*Task prompt*. Search the records for "SHIFT". Copy every line where it appears.

Stored dataset items
------------------------------------------------

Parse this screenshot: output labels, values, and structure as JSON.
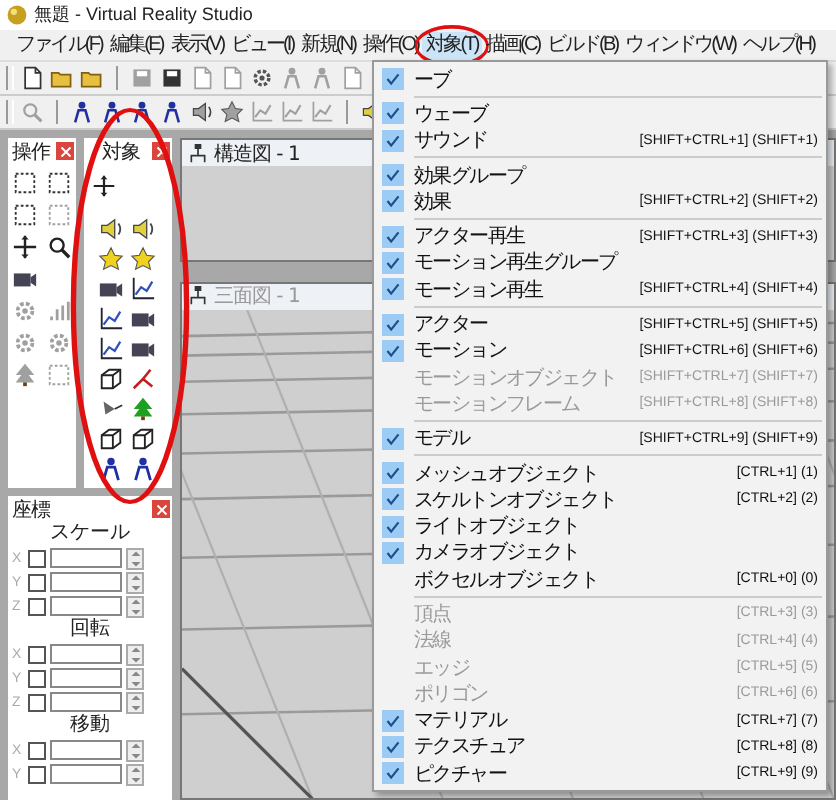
{
  "window": {
    "title": "無題 - Virtual Reality Studio"
  },
  "menubar": [
    {
      "label": "ファイル(F)",
      "selected": false
    },
    {
      "label": "編集(E)",
      "selected": false
    },
    {
      "label": "表示(V)",
      "selected": false
    },
    {
      "label": "ビュー(I)",
      "selected": false
    },
    {
      "label": "新規(N)",
      "selected": false
    },
    {
      "label": "操作(O)",
      "selected": false
    },
    {
      "label": "対象(T)",
      "selected": true
    },
    {
      "label": "描画(C)",
      "selected": false
    },
    {
      "label": "ビルド(B)",
      "selected": false
    },
    {
      "label": "ウィンドウ(W)",
      "selected": false
    },
    {
      "label": "ヘルプ(H)",
      "selected": false
    }
  ],
  "dropdown": {
    "groups": [
      [
        {
          "label": "ーブ",
          "checked": true,
          "disabled": false
        }
      ],
      [
        {
          "label": "ウェーブ",
          "checked": true,
          "disabled": false
        },
        {
          "label": "サウンド",
          "shortcut": "[SHIFT+CTRL+1] (SHIFT+1)",
          "checked": true,
          "disabled": false
        }
      ],
      [
        {
          "label": "効果グループ",
          "checked": true,
          "disabled": false
        },
        {
          "label": "効果",
          "shortcut": "[SHIFT+CTRL+2] (SHIFT+2)",
          "checked": true,
          "disabled": false
        }
      ],
      [
        {
          "label": "アクター再生",
          "shortcut": "[SHIFT+CTRL+3] (SHIFT+3)",
          "checked": true,
          "disabled": false
        },
        {
          "label": "モーション再生グループ",
          "checked": true,
          "disabled": false
        },
        {
          "label": "モーション再生",
          "shortcut": "[SHIFT+CTRL+4] (SHIFT+4)",
          "checked": true,
          "disabled": false
        }
      ],
      [
        {
          "label": "アクター",
          "shortcut": "[SHIFT+CTRL+5] (SHIFT+5)",
          "checked": true,
          "disabled": false
        },
        {
          "label": "モーション",
          "shortcut": "[SHIFT+CTRL+6] (SHIFT+6)",
          "checked": true,
          "disabled": false
        },
        {
          "label": "モーションオブジェクト",
          "shortcut": "[SHIFT+CTRL+7] (SHIFT+7)",
          "checked": false,
          "disabled": true
        },
        {
          "label": "モーションフレーム",
          "shortcut": "[SHIFT+CTRL+8] (SHIFT+8)",
          "checked": false,
          "disabled": true
        }
      ],
      [
        {
          "label": "モデル",
          "shortcut": "[SHIFT+CTRL+9] (SHIFT+9)",
          "checked": true,
          "disabled": false
        }
      ],
      [
        {
          "label": "メッシュオブジェクト",
          "shortcut": "[CTRL+1] (1)",
          "checked": true,
          "disabled": false
        },
        {
          "label": "スケルトンオブジェクト",
          "shortcut": "[CTRL+2] (2)",
          "checked": true,
          "disabled": false
        },
        {
          "label": "ライトオブジェクト",
          "checked": true,
          "disabled": false
        },
        {
          "label": "カメラオブジェクト",
          "checked": true,
          "disabled": false
        },
        {
          "label": "ボクセルオブジェクト",
          "shortcut": "[CTRL+0] (0)",
          "checked": false,
          "disabled": false
        }
      ],
      [
        {
          "label": "頂点",
          "shortcut": "[CTRL+3] (3)",
          "checked": false,
          "disabled": true
        },
        {
          "label": "法線",
          "shortcut": "[CTRL+4] (4)",
          "checked": false,
          "disabled": true
        },
        {
          "label": "エッジ",
          "shortcut": "[CTRL+5] (5)",
          "checked": false,
          "disabled": true
        },
        {
          "label": "ポリゴン",
          "shortcut": "[CTRL+6] (6)",
          "checked": false,
          "disabled": true
        },
        {
          "label": "マテリアル",
          "shortcut": "[CTRL+7] (7)",
          "checked": true,
          "disabled": false
        },
        {
          "label": "テクスチュア",
          "shortcut": "[CTRL+8] (8)",
          "checked": true,
          "disabled": false
        },
        {
          "label": "ピクチャー",
          "shortcut": "[CTRL+9] (9)",
          "checked": true,
          "disabled": false
        }
      ]
    ]
  },
  "panels": {
    "operation": {
      "title": "操作"
    },
    "target": {
      "title": "対象"
    },
    "coords": {
      "title": "座標",
      "sections": [
        {
          "heading": "スケール",
          "axes": [
            {
              "label": "X",
              "checked": false
            },
            {
              "label": "Y",
              "checked": false
            },
            {
              "label": "Z",
              "checked": false
            }
          ]
        },
        {
          "heading": "回転",
          "axes": [
            {
              "label": "X",
              "checked": false
            },
            {
              "label": "Y",
              "checked": false
            },
            {
              "label": "Z",
              "checked": false
            }
          ]
        },
        {
          "heading": "移動",
          "axes": [
            {
              "label": "X",
              "checked": false
            },
            {
              "label": "Y",
              "checked": false
            }
          ]
        }
      ]
    }
  },
  "viewports": [
    {
      "title": "構造図 - 1",
      "active": true,
      "kind": "empty"
    },
    {
      "title": "三面図 - 1",
      "active": false,
      "kind": "grid"
    }
  ]
}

------------------------------------------------

*Result below*.
          "shortcut": "[SHIFT+CTRL+1] (SHIFT+1)",
          "shortcut": "[SHIFT+CTRL+2] (SHIFT+2)",
          "shortcut": "[SHIFT+CTRL+3] (SHIFT+3)",
          "shortcut": "[SHIFT+CTRL+4] (SHIFT+4)",
          "shortcut": "[SHIFT+CTRL+5] (SHIFT+5)",
          "shortcut": "[SHIFT+CTRL+6] (SHIFT+6)",
          "shortcut": "[SHIFT+CTRL+7] (SHIFT+7)",
          "shortcut": "[SHIFT+CTRL+8] (SHIFT+8)",
          "shortcut": "[SHIFT+CTRL+9] (SHIFT+9)",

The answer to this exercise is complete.